(TASK) Please print every record below exactly as it appears.

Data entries
---+---
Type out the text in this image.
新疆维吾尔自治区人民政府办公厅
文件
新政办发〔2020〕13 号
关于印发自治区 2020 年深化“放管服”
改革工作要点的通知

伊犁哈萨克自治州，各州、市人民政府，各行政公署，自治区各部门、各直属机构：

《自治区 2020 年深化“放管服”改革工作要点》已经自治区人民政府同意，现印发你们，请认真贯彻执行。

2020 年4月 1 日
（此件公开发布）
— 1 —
---+---
(RESPONSE BELOW)
Type out the text in this image.
新疆维吾尔自治区人民政府办公厅
文件
新政办发〔2020〕13 号
关于印发自治区 2020 年深化“放管服”
改革工作要点的通知

伊犁哈萨克自治州，各州、市人民政府，各行政公署，自治区各部门、各直属机构：

《自治区 2020 年深化“放管服”改革工作要点》已经自治区人民政府同意，现印发你们，请认真贯彻执行。

2020 年4月 1 日
（此件公开发布）
— 1 —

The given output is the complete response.